Produce the listing below again, exactly as shown.

• THE INPUT:

— START —

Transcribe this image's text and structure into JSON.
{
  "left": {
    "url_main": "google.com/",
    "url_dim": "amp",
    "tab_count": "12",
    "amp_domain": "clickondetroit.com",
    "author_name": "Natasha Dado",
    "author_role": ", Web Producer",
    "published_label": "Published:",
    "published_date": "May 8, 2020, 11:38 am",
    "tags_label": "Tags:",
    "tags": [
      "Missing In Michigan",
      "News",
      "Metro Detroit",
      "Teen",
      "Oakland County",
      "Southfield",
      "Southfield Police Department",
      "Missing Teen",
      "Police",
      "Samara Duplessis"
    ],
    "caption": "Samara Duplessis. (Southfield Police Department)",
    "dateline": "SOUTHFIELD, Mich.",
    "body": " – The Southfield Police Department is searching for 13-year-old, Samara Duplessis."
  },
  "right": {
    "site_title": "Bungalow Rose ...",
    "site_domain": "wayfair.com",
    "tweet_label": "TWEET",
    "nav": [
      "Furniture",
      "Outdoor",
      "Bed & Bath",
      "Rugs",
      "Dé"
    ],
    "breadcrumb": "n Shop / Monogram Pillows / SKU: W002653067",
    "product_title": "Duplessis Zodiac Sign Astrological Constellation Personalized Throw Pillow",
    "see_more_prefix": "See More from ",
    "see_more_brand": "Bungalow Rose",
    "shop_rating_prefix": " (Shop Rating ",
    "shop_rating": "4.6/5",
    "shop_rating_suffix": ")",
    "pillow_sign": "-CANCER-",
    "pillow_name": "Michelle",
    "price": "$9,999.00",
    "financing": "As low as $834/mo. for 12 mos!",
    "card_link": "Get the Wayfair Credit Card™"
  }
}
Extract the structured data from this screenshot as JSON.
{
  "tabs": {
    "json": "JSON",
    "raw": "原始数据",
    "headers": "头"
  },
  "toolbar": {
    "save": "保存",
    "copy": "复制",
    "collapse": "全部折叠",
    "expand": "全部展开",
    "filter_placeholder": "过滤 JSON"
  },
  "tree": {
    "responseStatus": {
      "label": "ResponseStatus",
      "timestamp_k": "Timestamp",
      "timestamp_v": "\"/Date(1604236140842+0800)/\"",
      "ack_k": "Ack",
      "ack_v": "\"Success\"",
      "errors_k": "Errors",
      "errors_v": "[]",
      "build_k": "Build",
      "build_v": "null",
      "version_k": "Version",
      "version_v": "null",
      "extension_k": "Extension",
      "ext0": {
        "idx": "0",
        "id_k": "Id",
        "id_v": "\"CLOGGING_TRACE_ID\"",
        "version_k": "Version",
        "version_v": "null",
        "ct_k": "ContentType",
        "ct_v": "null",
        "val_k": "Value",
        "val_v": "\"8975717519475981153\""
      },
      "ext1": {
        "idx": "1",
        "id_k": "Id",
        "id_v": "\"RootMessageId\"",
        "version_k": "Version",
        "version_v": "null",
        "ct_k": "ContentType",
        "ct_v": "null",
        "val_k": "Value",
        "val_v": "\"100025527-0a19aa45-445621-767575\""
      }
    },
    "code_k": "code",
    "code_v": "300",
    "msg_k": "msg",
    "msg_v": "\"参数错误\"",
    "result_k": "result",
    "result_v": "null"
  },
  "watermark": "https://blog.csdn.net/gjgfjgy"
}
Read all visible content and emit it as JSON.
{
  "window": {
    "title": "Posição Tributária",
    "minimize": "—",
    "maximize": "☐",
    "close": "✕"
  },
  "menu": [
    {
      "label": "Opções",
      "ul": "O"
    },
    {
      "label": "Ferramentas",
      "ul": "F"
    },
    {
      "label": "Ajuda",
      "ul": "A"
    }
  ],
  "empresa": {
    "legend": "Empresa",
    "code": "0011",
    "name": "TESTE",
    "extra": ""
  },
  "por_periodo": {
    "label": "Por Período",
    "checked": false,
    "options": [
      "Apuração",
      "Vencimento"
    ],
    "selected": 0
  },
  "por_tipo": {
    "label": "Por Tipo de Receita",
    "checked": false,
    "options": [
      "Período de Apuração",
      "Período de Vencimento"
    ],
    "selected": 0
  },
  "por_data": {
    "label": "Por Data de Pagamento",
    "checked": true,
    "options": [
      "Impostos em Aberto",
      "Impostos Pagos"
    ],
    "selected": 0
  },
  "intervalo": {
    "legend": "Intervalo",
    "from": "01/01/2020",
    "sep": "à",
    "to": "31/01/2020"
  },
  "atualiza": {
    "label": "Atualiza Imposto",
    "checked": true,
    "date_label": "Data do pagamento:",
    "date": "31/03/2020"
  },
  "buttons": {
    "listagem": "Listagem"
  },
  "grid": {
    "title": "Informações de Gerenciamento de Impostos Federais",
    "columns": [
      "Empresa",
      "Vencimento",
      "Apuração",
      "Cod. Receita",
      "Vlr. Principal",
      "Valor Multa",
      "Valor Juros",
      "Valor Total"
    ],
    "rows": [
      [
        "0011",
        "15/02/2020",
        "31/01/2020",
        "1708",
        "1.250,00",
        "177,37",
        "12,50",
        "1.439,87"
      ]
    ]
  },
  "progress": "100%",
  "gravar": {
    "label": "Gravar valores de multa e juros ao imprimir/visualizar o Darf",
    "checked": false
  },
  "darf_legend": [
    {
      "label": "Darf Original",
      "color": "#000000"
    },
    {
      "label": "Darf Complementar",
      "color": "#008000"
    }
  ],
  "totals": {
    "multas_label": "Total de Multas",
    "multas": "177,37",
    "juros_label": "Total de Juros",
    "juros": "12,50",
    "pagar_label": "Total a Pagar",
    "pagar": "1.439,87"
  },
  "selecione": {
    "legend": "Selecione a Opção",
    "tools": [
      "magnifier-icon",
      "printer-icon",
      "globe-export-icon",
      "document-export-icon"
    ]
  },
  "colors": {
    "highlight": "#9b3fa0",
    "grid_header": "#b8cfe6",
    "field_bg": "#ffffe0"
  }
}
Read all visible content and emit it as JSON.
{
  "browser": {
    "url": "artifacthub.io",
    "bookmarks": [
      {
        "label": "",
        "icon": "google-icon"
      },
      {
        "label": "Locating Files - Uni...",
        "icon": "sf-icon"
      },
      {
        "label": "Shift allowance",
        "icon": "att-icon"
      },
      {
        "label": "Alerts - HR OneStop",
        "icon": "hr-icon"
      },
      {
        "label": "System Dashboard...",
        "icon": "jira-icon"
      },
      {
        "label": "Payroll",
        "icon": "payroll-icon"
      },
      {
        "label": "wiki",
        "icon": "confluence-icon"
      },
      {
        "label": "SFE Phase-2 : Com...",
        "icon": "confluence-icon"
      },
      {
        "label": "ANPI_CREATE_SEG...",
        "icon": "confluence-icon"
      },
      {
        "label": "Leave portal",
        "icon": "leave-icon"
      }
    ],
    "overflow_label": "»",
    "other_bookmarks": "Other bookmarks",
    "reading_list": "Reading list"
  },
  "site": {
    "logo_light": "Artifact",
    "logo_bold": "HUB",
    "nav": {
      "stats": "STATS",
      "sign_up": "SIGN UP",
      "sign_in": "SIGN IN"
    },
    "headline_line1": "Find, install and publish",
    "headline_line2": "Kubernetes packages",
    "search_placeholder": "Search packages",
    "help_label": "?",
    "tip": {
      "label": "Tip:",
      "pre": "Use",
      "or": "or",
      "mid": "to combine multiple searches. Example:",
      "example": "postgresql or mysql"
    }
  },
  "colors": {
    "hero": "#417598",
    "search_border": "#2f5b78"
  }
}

— END —

• RESULT:
Transcribe this image's text and structure into JSON.
{
  "left": {
    "url_main": "google.com/",
    "url_dim": "amp",
    "tab_count": "12",
    "amp_domain": "clickondetroit.com",
    "author_name": "Natasha Dado",
    "author_role": ", Web Producer",
    "published_label": "Published:",
    "published_date": "May 8, 2020, 11:38 am",
    "tags_label": "Tags:",
    "tags": [
      "Missing In Michigan",
      "News",
      "Metro Detroit",
      "Teen",
      "Oakland County",
      "Southfield",
      "Southfield Police Department",
      "Missing Teen",
      "Police",
      "Samara Duplessis"
    ],
    "caption": "Samara Duplessis. (Southfield Police Department)",
    "dateline": "SOUTHFIELD, Mich.",
    "body": " – The Southfield Police Department is searching for 13-year-old, Samara Duplessis."
  },
  "right": {
    "site_title": "Bungalow Rose ...",
    "site_domain": "wayfair.com",
    "tweet_label": "TWEET",
    "nav": [
      "Furniture",
      "Outdoor",
      "Bed & Bath",
      "Rugs",
      "Dé"
    ],
    "breadcrumb": "n Shop / Monogram Pillows / SKU: W002653067",
    "product_title": "Duplessis Zodiac Sign Astrological Constellation Personalized Throw Pillow",
    "see_more_prefix": "See More from ",
    "see_more_brand": "Bungalow Rose",
    "shop_rating_prefix": " (Shop Rating ",
    "shop_rating": "4.6/5",
    "shop_rating_suffix": ")",
    "pillow_sign": "-CANCER-",
    "pillow_name": "Michelle",
    "price": "$9,999.00",
    "financing": "As low as $834/mo. for 12 mos!",
    "card_link": "Get the Wayfair Credit Card™"
  }
}
Extract the structured data from this screenshot as JSON.
{
  "tabs": {
    "json": "JSON",
    "raw": "原始数据",
    "headers": "头"
  },
  "toolbar": {
    "save": "保存",
    "copy": "复制",
    "collapse": "全部折叠",
    "expand": "全部展开",
    "filter_placeholder": "过滤 JSON"
  },
  "tree": {
    "responseStatus": {
      "label": "ResponseStatus",
      "timestamp_k": "Timestamp",
      "timestamp_v": "\"/Date(1604236140842+0800)/\"",
      "ack_k": "Ack",
      "ack_v": "\"Success\"",
      "errors_k": "Errors",
      "errors_v": "[]",
      "build_k": "Build",
      "build_v": "null",
      "version_k": "Version",
      "version_v": "null",
      "extension_k": "Extension",
      "ext0": {
        "idx": "0",
        "id_k": "Id",
        "id_v": "\"CLOGGING_TRACE_ID\"",
        "version_k": "Version",
        "version_v": "null",
        "ct_k": "ContentType",
        "ct_v": "null",
        "val_k": "Value",
        "val_v": "\"8975717519475981153\""
      },
      "ext1": {
        "idx": "1",
        "id_k": "Id",
        "id_v": "\"RootMessageId\"",
        "version_k": "Version",
        "version_v": "null",
        "ct_k": "ContentType",
        "ct_v": "null",
        "val_k": "Value",
        "val_v": "\"100025527-0a19aa45-445621-767575\""
      }
    },
    "code_k": "code",
    "code_v": "300",
    "msg_k": "msg",
    "msg_v": "\"参数错误\"",
    "result_k": "result",
    "result_v": "null"
  },
  "watermark": "https://blog.csdn.net/gjgfjgy"
}
Read all visible content and emit it as JSON.
{
  "window": {
    "title": "Posição Tributária",
    "minimize": "—",
    "maximize": "☐",
    "close": "✕"
  },
  "menu": [
    {
      "label": "Opções",
      "ul": "O"
    },
    {
      "label": "Ferramentas",
      "ul": "F"
    },
    {
      "label": "Ajuda",
      "ul": "A"
    }
  ],
  "empresa": {
    "legend": "Empresa",
    "code": "0011",
    "name": "TESTE",
    "extra": ""
  },
  "por_periodo": {
    "label": "Por Período",
    "checked": false,
    "options": [
      "Apuração",
      "Vencimento"
    ],
    "selected": 0
  },
  "por_tipo": {
    "label": "Por Tipo de Receita",
    "checked": false,
    "options": [
      "Período de Apuração",
      "Período de Vencimento"
    ],
    "selected": 0
  },
  "por_data": {
    "label": "Por Data de Pagamento",
    "checked": true,
    "options": [
      "Impostos em Aberto",
      "Impostos Pagos"
    ],
    "selected": 0
  },
  "intervalo": {
    "legend": "Intervalo",
    "from": "01/01/2020",
    "sep": "à",
    "to": "31/01/2020"
  },
  "atualiza": {
    "label": "Atualiza Imposto",
    "checked": true,
    "date_label": "Data do pagamento:",
    "date": "31/03/2020"
  },
  "buttons": {
    "listagem": "Listagem"
  },
  "grid": {
    "title": "Informações de Gerenciamento de Impostos Federais",
    "columns": [
      "Empresa",
      "Vencimento",
      "Apuração",
      "Cod. Receita",
      "Vlr. Principal",
      "Valor Multa",
      "Valor Juros",
      "Valor Total"
    ],
    "rows": [
      [
        "0011",
        "15/02/2020",
        "31/01/2020",
        "1708",
        "1.250,00",
        "177,37",
        "12,50",
        "1.439,87"
      ]
    ]
  },
  "progress": "100%",
  "gravar": {
    "label": "Gravar valores de multa e juros ao imprimir/visualizar o Darf",
    "checked": false
  },
  "darf_legend": [
    {
      "label": "Darf Original",
      "color": "#000000"
    },
    {
      "label": "Darf Complementar",
      "color": "#008000"
    }
  ],
  "totals": {
    "multas_label": "Total de Multas",
    "multas": "177,37",
    "juros_label": "Total de Juros",
    "juros": "12,50",
    "pagar_label": "Total a Pagar",
    "pagar": "1.439,87"
  },
  "selecione": {
    "legend": "Selecione a Opção",
    "tools": [
      "magnifier-icon",
      "printer-icon",
      "globe-export-icon",
      "document-export-icon"
    ]
  },
  "colors": {
    "highlight": "#9b3fa0",
    "grid_header": "#b8cfe6",
    "field_bg": "#ffffe0"
  }
}
Read all visible content and emit it as JSON.
{
  "browser": {
    "url": "artifacthub.io",
    "bookmarks": [
      {
        "label": "",
        "icon": "google-icon"
      },
      {
        "label": "Locating Files - Uni...",
        "icon": "sf-icon"
      },
      {
        "label": "Shift allowance",
        "icon": "att-icon"
      },
      {
        "label": "Alerts - HR OneStop",
        "icon": "hr-icon"
      },
      {
        "label": "System Dashboard...",
        "icon": "jira-icon"
      },
      {
        "label": "Payroll",
        "icon": "payroll-icon"
      },
      {
        "label": "wiki",
        "icon": "confluence-icon"
      },
      {
        "label": "SFE Phase-2 : Com...",
        "icon": "confluence-icon"
      },
      {
        "label": "ANPI_CREATE_SEG...",
        "icon": "confluence-icon"
      },
      {
        "label": "Leave portal",
        "icon": "leave-icon"
      }
    ],
    "overflow_label": "»",
    "other_bookmarks": "Other bookmarks",
    "reading_list": "Reading list"
  },
  "site": {
    "logo_light": "Artifact",
    "logo_bold": "HUB",
    "nav": {
      "stats": "STATS",
      "sign_up": "SIGN UP",
      "sign_in": "SIGN IN"
    },
    "headline_line1": "Find, install and publish",
    "headline_line2": "Kubernetes packages",
    "search_placeholder": "Search packages",
    "help_label": "?",
    "tip": {
      "label": "Tip:",
      "pre": "Use",
      "or": "or",
      "mid": "to combine multiple searches. Example:",
      "example": "postgresql or mysql"
    }
  },
  "colors": {
    "hero": "#417598",
    "search_border": "#2f5b78"
  }
}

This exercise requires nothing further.